(Stored entries)

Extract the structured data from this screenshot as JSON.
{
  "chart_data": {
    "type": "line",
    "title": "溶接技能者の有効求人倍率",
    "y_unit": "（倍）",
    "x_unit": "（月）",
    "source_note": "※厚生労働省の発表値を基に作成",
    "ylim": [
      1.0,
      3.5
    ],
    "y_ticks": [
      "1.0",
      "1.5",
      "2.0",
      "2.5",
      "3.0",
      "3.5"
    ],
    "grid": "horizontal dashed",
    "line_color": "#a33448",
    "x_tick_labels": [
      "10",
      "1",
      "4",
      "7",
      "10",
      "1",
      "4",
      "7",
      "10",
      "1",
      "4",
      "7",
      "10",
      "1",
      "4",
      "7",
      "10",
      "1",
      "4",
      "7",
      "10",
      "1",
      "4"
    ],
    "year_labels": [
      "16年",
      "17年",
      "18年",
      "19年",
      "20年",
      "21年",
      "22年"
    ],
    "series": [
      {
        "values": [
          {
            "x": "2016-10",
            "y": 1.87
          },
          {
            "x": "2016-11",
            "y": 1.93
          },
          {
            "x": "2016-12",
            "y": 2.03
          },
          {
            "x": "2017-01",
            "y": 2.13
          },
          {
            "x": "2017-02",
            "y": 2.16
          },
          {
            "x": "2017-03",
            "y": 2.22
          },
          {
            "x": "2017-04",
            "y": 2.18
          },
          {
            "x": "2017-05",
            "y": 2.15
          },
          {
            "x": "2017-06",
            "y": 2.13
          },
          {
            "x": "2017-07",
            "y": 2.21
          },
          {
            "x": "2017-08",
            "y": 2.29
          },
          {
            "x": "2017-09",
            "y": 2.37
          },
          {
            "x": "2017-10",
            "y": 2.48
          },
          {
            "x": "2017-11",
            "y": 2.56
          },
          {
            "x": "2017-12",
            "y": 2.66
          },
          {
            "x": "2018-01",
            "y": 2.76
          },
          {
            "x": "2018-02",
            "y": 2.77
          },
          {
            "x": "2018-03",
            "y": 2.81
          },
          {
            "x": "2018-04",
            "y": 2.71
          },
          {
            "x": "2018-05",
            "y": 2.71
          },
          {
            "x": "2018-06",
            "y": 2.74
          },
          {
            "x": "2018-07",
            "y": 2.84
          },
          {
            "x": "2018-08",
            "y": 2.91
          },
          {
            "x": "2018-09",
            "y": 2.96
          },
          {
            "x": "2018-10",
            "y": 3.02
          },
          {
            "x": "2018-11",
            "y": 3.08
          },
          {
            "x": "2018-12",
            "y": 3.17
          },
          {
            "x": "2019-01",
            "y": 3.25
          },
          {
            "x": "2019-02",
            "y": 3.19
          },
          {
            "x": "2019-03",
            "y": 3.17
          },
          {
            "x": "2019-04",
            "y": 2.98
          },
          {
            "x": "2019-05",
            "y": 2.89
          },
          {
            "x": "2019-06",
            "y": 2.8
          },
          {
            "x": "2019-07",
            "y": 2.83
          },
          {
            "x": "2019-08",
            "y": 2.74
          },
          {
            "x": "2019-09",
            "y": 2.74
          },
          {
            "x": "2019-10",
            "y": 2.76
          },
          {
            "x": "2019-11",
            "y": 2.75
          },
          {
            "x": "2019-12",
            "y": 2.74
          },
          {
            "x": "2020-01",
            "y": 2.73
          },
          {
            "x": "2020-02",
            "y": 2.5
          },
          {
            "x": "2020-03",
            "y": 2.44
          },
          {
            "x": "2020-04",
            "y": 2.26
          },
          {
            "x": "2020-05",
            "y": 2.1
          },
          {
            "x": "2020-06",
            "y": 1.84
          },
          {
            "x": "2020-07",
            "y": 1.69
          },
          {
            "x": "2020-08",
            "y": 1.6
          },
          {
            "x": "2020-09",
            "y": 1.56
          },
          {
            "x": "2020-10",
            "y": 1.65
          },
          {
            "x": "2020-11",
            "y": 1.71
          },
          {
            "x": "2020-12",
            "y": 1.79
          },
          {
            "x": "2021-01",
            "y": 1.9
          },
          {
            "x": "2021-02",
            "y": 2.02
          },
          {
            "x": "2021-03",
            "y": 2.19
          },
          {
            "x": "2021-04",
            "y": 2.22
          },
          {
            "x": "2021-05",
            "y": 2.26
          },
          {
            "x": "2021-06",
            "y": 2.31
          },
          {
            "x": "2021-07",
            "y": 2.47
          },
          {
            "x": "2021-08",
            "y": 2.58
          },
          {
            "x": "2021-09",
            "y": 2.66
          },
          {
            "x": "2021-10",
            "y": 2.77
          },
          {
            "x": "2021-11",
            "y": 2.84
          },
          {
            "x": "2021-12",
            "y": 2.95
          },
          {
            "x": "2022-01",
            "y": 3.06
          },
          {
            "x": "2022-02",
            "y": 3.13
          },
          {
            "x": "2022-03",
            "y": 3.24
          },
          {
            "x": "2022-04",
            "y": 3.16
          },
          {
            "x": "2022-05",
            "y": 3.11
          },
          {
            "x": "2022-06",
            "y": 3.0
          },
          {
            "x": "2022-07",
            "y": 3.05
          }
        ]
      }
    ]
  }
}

# Exercise prompt
Set down every record above exactly as given.

# Complete output
Extract the structured data from this screenshot as JSON.
{
  "chart_data": {
    "type": "line",
    "title": "溶接技能者の有効求人倍率",
    "y_unit": "（倍）",
    "x_unit": "（月）",
    "source_note": "※厚生労働省の発表値を基に作成",
    "ylim": [
      1.0,
      3.5
    ],
    "y_ticks": [
      "1.0",
      "1.5",
      "2.0",
      "2.5",
      "3.0",
      "3.5"
    ],
    "grid": "horizontal dashed",
    "line_color": "#a33448",
    "x_tick_labels": [
      "10",
      "1",
      "4",
      "7",
      "10",
      "1",
      "4",
      "7",
      "10",
      "1",
      "4",
      "7",
      "10",
      "1",
      "4",
      "7",
      "10",
      "1",
      "4",
      "7",
      "10",
      "1",
      "4"
    ],
    "year_labels": [
      "16年",
      "17年",
      "18年",
      "19年",
      "20年",
      "21年",
      "22年"
    ],
    "series": [
      {
        "values": [
          {
            "x": "2016-10",
            "y": 1.87
          },
          {
            "x": "2016-11",
            "y": 1.93
          },
          {
            "x": "2016-12",
            "y": 2.03
          },
          {
            "x": "2017-01",
            "y": 2.13
          },
          {
            "x": "2017-02",
            "y": 2.16
          },
          {
            "x": "2017-03",
            "y": 2.22
          },
          {
            "x": "2017-04",
            "y": 2.18
          },
          {
            "x": "2017-05",
            "y": 2.15
          },
          {
            "x": "2017-06",
            "y": 2.13
          },
          {
            "x": "2017-07",
            "y": 2.21
          },
          {
            "x": "2017-08",
            "y": 2.29
          },
          {
            "x": "2017-09",
            "y": 2.37
          },
          {
            "x": "2017-10",
            "y": 2.48
          },
          {
            "x": "2017-11",
            "y": 2.56
          },
          {
            "x": "2017-12",
            "y": 2.66
          },
          {
            "x": "2018-01",
            "y": 2.76
          },
          {
            "x": "2018-02",
            "y": 2.77
          },
          {
            "x": "2018-03",
            "y": 2.81
          },
          {
            "x": "2018-04",
            "y": 2.71
          },
          {
            "x": "2018-05",
            "y": 2.71
          },
          {
            "x": "2018-06",
            "y": 2.74
          },
          {
            "x": "2018-07",
            "y": 2.84
          },
          {
            "x": "2018-08",
            "y": 2.91
          },
          {
            "x": "2018-09",
            "y": 2.96
          },
          {
            "x": "2018-10",
            "y": 3.02
          },
          {
            "x": "2018-11",
            "y": 3.08
          },
          {
            "x": "2018-12",
            "y": 3.17
          },
          {
            "x": "2019-01",
            "y": 3.25
          },
          {
            "x": "2019-02",
            "y": 3.19
          },
          {
            "x": "2019-03",
            "y": 3.17
          },
          {
            "x": "2019-04",
            "y": 2.98
          },
          {
            "x": "2019-05",
            "y": 2.89
          },
          {
            "x": "2019-06",
            "y": 2.8
          },
          {
            "x": "2019-07",
            "y": 2.83
          },
          {
            "x": "2019-08",
            "y": 2.74
          },
          {
            "x": "2019-09",
            "y": 2.74
          },
          {
            "x": "2019-10",
            "y": 2.76
          },
          {
            "x": "2019-11",
            "y": 2.75
          },
          {
            "x": "2019-12",
            "y": 2.74
          },
          {
            "x": "2020-01",
            "y": 2.73
          },
          {
            "x": "2020-02",
            "y": 2.5
          },
          {
            "x": "2020-03",
            "y": 2.44
          },
          {
            "x": "2020-04",
            "y": 2.26
          },
          {
            "x": "2020-05",
            "y": 2.1
          },
          {
            "x": "2020-06",
            "y": 1.84
          },
          {
            "x": "2020-07",
            "y": 1.69
          },
          {
            "x": "2020-08",
            "y": 1.6
          },
          {
            "x": "2020-09",
            "y": 1.56
          },
          {
            "x": "2020-10",
            "y": 1.65
          },
          {
            "x": "2020-11",
            "y": 1.71
          },
          {
            "x": "2020-12",
            "y": 1.79
          },
          {
            "x": "2021-01",
            "y": 1.9
          },
          {
            "x": "2021-02",
            "y": 2.02
          },
          {
            "x": "2021-03",
            "y": 2.19
          },
          {
            "x": "2021-04",
            "y": 2.22
          },
          {
            "x": "2021-05",
            "y": 2.26
          },
          {
            "x": "2021-06",
            "y": 2.31
          },
          {
            "x": "2021-07",
            "y": 2.47
          },
          {
            "x": "2021-08",
            "y": 2.58
          },
          {
            "x": "2021-09",
            "y": 2.66
          },
          {
            "x": "2021-10",
            "y": 2.77
          },
          {
            "x": "2021-11",
            "y": 2.84
          },
          {
            "x": "2021-12",
            "y": 2.95
          },
          {
            "x": "2022-01",
            "y": 3.06
          },
          {
            "x": "2022-02",
            "y": 3.13
          },
          {
            "x": "2022-03",
            "y": 3.24
          },
          {
            "x": "2022-04",
            "y": 3.16
          },
          {
            "x": "2022-05",
            "y": 3.11
          },
          {
            "x": "2022-06",
            "y": 3.0
          },
          {
            "x": "2022-07",
            "y": 3.05
          }
        ]
      }
    ]
  }
}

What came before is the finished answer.